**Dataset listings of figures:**
-- Start --

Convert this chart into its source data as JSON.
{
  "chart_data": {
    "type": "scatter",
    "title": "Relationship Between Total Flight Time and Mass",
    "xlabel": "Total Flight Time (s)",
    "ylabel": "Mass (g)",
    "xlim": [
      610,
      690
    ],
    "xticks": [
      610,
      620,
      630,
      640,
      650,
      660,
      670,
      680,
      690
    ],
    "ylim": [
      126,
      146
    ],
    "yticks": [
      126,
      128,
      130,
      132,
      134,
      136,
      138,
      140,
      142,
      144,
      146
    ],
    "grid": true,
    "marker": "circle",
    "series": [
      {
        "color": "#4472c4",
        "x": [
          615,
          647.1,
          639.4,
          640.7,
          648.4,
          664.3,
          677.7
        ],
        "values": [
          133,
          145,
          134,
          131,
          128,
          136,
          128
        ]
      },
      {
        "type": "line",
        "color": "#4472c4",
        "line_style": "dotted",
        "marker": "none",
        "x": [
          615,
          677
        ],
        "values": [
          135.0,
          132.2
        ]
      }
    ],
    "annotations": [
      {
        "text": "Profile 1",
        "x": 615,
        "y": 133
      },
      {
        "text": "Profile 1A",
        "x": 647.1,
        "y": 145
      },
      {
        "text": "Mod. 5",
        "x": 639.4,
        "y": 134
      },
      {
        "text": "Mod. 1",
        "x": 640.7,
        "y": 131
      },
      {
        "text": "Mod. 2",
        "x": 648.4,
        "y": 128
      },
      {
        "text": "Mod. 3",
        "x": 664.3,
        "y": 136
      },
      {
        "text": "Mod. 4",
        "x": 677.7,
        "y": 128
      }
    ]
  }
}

-- End --

Copy the lines from the entries above in which the word "Flight" appears.

    "title": "Relationship Between Total Flight Time and Mass",
    "xlabel": "Total Flight Time (s)",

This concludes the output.